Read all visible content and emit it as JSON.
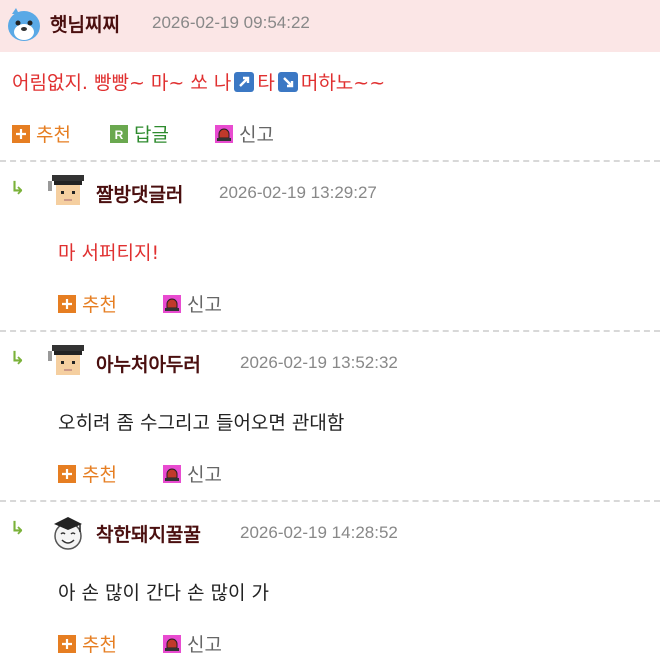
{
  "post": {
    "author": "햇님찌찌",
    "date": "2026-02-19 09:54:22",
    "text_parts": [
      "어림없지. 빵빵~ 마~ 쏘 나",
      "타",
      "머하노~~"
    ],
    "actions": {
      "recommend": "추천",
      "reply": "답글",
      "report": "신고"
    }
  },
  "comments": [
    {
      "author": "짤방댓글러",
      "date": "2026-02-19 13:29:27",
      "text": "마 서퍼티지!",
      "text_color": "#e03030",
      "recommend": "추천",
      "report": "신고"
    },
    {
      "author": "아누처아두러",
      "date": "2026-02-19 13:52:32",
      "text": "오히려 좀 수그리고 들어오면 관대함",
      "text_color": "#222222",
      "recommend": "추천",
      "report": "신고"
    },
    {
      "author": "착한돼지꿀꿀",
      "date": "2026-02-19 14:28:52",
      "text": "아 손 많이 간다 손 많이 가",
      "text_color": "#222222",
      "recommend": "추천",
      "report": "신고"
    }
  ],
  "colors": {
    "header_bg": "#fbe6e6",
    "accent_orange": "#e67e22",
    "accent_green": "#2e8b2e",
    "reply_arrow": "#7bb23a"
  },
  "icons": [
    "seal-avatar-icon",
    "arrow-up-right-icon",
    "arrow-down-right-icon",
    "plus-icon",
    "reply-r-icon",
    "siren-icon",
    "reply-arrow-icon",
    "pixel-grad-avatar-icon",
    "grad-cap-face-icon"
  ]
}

= = =

◆ **What you are asked to do**:
Search the listing for the word "grad". Copy every line in which it occurs.

◆ **The completed task**:
    "pixel-grad-avatar-icon",
    "grad-cap-face-icon"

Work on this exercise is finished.